[Saved entries]
===

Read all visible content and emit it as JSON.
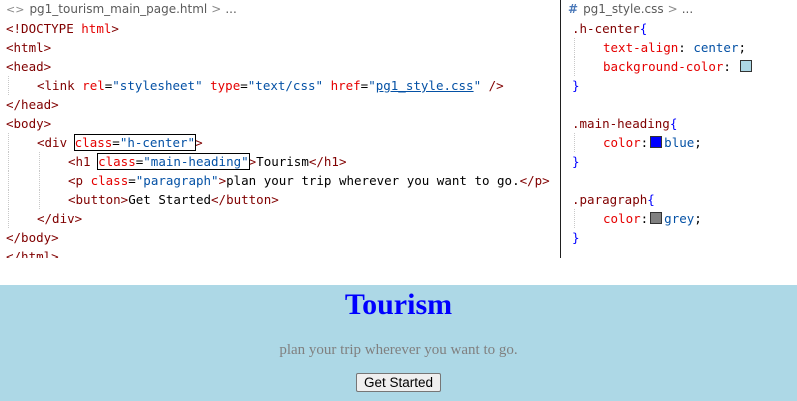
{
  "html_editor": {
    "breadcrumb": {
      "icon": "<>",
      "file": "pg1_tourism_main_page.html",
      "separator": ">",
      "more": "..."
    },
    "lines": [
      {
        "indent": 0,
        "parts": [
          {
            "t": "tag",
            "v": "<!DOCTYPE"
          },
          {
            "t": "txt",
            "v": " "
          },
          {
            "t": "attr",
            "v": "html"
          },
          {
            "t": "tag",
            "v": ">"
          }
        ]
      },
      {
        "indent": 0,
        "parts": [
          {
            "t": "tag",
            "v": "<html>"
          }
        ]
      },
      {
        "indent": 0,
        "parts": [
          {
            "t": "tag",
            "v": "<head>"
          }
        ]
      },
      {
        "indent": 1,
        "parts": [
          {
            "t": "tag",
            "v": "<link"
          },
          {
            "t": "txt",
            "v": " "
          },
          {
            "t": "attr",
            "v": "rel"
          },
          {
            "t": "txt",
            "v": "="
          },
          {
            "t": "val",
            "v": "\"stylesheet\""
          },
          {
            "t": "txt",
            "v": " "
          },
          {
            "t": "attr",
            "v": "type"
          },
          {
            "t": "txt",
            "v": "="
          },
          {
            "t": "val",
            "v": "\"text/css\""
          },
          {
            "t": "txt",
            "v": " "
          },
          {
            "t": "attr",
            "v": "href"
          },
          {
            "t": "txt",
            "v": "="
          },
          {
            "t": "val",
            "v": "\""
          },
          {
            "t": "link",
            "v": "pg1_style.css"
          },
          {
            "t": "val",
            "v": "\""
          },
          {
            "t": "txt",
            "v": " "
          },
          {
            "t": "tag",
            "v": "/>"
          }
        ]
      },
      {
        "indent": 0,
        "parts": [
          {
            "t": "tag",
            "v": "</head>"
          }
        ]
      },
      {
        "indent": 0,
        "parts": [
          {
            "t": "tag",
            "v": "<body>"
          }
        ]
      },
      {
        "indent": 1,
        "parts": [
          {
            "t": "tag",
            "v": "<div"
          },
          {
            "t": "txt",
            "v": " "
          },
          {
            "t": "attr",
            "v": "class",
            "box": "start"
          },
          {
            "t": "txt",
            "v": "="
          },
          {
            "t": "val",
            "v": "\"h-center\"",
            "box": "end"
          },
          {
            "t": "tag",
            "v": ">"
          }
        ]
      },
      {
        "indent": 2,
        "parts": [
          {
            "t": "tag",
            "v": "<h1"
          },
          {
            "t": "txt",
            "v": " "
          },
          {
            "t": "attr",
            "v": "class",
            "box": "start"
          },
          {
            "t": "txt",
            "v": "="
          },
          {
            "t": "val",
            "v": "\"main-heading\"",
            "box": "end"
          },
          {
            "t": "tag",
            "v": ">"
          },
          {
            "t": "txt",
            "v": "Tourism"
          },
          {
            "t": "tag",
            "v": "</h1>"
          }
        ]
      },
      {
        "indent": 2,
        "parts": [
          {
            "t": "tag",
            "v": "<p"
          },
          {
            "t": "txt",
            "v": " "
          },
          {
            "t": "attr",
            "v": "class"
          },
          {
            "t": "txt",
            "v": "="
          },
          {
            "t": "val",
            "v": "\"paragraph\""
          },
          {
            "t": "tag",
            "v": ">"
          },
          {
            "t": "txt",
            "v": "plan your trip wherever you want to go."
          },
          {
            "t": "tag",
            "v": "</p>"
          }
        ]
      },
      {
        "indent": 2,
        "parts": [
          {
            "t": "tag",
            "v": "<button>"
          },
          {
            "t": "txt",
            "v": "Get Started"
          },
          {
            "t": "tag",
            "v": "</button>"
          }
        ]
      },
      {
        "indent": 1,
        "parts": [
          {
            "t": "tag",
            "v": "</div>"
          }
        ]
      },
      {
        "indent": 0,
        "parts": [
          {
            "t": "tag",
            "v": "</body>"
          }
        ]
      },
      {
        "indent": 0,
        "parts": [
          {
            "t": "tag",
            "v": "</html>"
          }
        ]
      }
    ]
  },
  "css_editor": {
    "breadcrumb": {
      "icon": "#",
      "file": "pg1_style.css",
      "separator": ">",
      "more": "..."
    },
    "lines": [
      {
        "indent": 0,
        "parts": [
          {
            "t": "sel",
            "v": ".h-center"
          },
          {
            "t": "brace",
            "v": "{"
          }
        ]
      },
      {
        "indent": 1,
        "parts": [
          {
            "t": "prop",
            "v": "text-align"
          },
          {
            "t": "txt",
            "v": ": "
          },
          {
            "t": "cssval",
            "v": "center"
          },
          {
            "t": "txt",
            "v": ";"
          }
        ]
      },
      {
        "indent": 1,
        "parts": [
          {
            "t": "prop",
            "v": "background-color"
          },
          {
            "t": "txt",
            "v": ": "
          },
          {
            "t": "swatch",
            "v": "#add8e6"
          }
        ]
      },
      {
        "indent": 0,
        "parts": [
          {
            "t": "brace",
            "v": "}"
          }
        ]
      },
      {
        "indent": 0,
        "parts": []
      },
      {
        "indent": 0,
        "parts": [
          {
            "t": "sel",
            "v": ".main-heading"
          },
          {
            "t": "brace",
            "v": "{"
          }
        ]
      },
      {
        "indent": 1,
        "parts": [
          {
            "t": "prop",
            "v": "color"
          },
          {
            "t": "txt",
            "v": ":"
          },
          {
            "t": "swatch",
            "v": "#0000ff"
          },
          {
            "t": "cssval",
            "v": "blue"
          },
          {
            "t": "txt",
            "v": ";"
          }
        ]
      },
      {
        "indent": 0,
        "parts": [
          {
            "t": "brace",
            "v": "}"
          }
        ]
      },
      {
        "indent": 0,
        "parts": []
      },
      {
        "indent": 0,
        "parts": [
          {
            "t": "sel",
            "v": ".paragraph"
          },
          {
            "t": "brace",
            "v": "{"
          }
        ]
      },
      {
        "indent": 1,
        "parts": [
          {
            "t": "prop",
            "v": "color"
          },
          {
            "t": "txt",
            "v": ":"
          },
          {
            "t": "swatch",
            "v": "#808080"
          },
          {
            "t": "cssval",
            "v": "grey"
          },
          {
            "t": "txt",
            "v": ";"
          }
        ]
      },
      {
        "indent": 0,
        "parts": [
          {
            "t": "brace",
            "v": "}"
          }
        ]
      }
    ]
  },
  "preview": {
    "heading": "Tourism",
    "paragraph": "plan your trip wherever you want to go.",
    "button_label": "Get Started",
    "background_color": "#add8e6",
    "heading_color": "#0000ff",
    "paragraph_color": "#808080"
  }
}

===

__What to work on__
Skipping the pictures, transcribe each line above exactly as it appears.

__Result__
Read all visible content and emit it as JSON.
{
  "html_editor": {
    "breadcrumb": {
      "icon": "<>",
      "file": "pg1_tourism_main_page.html",
      "separator": ">",
      "more": "..."
    },
    "lines": [
      {
        "indent": 0,
        "parts": [
          {
            "t": "tag",
            "v": "<!DOCTYPE"
          },
          {
            "t": "txt",
            "v": " "
          },
          {
            "t": "attr",
            "v": "html"
          },
          {
            "t": "tag",
            "v": ">"
          }
        ]
      },
      {
        "indent": 0,
        "parts": [
          {
            "t": "tag",
            "v": "<html>"
          }
        ]
      },
      {
        "indent": 0,
        "parts": [
          {
            "t": "tag",
            "v": "<head>"
          }
        ]
      },
      {
        "indent": 1,
        "parts": [
          {
            "t": "tag",
            "v": "<link"
          },
          {
            "t": "txt",
            "v": " "
          },
          {
            "t": "attr",
            "v": "rel"
          },
          {
            "t": "txt",
            "v": "="
          },
          {
            "t": "val",
            "v": "\"stylesheet\""
          },
          {
            "t": "txt",
            "v": " "
          },
          {
            "t": "attr",
            "v": "type"
          },
          {
            "t": "txt",
            "v": "="
          },
          {
            "t": "val",
            "v": "\"text/css\""
          },
          {
            "t": "txt",
            "v": " "
          },
          {
            "t": "attr",
            "v": "href"
          },
          {
            "t": "txt",
            "v": "="
          },
          {
            "t": "val",
            "v": "\""
          },
          {
            "t": "link",
            "v": "pg1_style.css"
          },
          {
            "t": "val",
            "v": "\""
          },
          {
            "t": "txt",
            "v": " "
          },
          {
            "t": "tag",
            "v": "/>"
          }
        ]
      },
      {
        "indent": 0,
        "parts": [
          {
            "t": "tag",
            "v": "</head>"
          }
        ]
      },
      {
        "indent": 0,
        "parts": [
          {
            "t": "tag",
            "v": "<body>"
          }
        ]
      },
      {
        "indent": 1,
        "parts": [
          {
            "t": "tag",
            "v": "<div"
          },
          {
            "t": "txt",
            "v": " "
          },
          {
            "t": "attr",
            "v": "class",
            "box": "start"
          },
          {
            "t": "txt",
            "v": "="
          },
          {
            "t": "val",
            "v": "\"h-center\"",
            "box": "end"
          },
          {
            "t": "tag",
            "v": ">"
          }
        ]
      },
      {
        "indent": 2,
        "parts": [
          {
            "t": "tag",
            "v": "<h1"
          },
          {
            "t": "txt",
            "v": " "
          },
          {
            "t": "attr",
            "v": "class",
            "box": "start"
          },
          {
            "t": "txt",
            "v": "="
          },
          {
            "t": "val",
            "v": "\"main-heading\"",
            "box": "end"
          },
          {
            "t": "tag",
            "v": ">"
          },
          {
            "t": "txt",
            "v": "Tourism"
          },
          {
            "t": "tag",
            "v": "</h1>"
          }
        ]
      },
      {
        "indent": 2,
        "parts": [
          {
            "t": "tag",
            "v": "<p"
          },
          {
            "t": "txt",
            "v": " "
          },
          {
            "t": "attr",
            "v": "class"
          },
          {
            "t": "txt",
            "v": "="
          },
          {
            "t": "val",
            "v": "\"paragraph\""
          },
          {
            "t": "tag",
            "v": ">"
          },
          {
            "t": "txt",
            "v": "plan your trip wherever you want to go."
          },
          {
            "t": "tag",
            "v": "</p>"
          }
        ]
      },
      {
        "indent": 2,
        "parts": [
          {
            "t": "tag",
            "v": "<button>"
          },
          {
            "t": "txt",
            "v": "Get Started"
          },
          {
            "t": "tag",
            "v": "</button>"
          }
        ]
      },
      {
        "indent": 1,
        "parts": [
          {
            "t": "tag",
            "v": "</div>"
          }
        ]
      },
      {
        "indent": 0,
        "parts": [
          {
            "t": "tag",
            "v": "</body>"
          }
        ]
      },
      {
        "indent": 0,
        "parts": [
          {
            "t": "tag",
            "v": "</html>"
          }
        ]
      }
    ]
  },
  "css_editor": {
    "breadcrumb": {
      "icon": "#",
      "file": "pg1_style.css",
      "separator": ">",
      "more": "..."
    },
    "lines": [
      {
        "indent": 0,
        "parts": [
          {
            "t": "sel",
            "v": ".h-center"
          },
          {
            "t": "brace",
            "v": "{"
          }
        ]
      },
      {
        "indent": 1,
        "parts": [
          {
            "t": "prop",
            "v": "text-align"
          },
          {
            "t": "txt",
            "v": ": "
          },
          {
            "t": "cssval",
            "v": "center"
          },
          {
            "t": "txt",
            "v": ";"
          }
        ]
      },
      {
        "indent": 1,
        "parts": [
          {
            "t": "prop",
            "v": "background-color"
          },
          {
            "t": "txt",
            "v": ": "
          },
          {
            "t": "swatch",
            "v": "#add8e6"
          }
        ]
      },
      {
        "indent": 0,
        "parts": [
          {
            "t": "brace",
            "v": "}"
          }
        ]
      },
      {
        "indent": 0,
        "parts": []
      },
      {
        "indent": 0,
        "parts": [
          {
            "t": "sel",
            "v": ".main-heading"
          },
          {
            "t": "brace",
            "v": "{"
          }
        ]
      },
      {
        "indent": 1,
        "parts": [
          {
            "t": "prop",
            "v": "color"
          },
          {
            "t": "txt",
            "v": ":"
          },
          {
            "t": "swatch",
            "v": "#0000ff"
          },
          {
            "t": "cssval",
            "v": "blue"
          },
          {
            "t": "txt",
            "v": ";"
          }
        ]
      },
      {
        "indent": 0,
        "parts": [
          {
            "t": "brace",
            "v": "}"
          }
        ]
      },
      {
        "indent": 0,
        "parts": []
      },
      {
        "indent": 0,
        "parts": [
          {
            "t": "sel",
            "v": ".paragraph"
          },
          {
            "t": "brace",
            "v": "{"
          }
        ]
      },
      {
        "indent": 1,
        "parts": [
          {
            "t": "prop",
            "v": "color"
          },
          {
            "t": "txt",
            "v": ":"
          },
          {
            "t": "swatch",
            "v": "#808080"
          },
          {
            "t": "cssval",
            "v": "grey"
          },
          {
            "t": "txt",
            "v": ";"
          }
        ]
      },
      {
        "indent": 0,
        "parts": [
          {
            "t": "brace",
            "v": "}"
          }
        ]
      }
    ]
  },
  "preview": {
    "heading": "Tourism",
    "paragraph": "plan your trip wherever you want to go.",
    "button_label": "Get Started",
    "background_color": "#add8e6",
    "heading_color": "#0000ff",
    "paragraph_color": "#808080"
  }
}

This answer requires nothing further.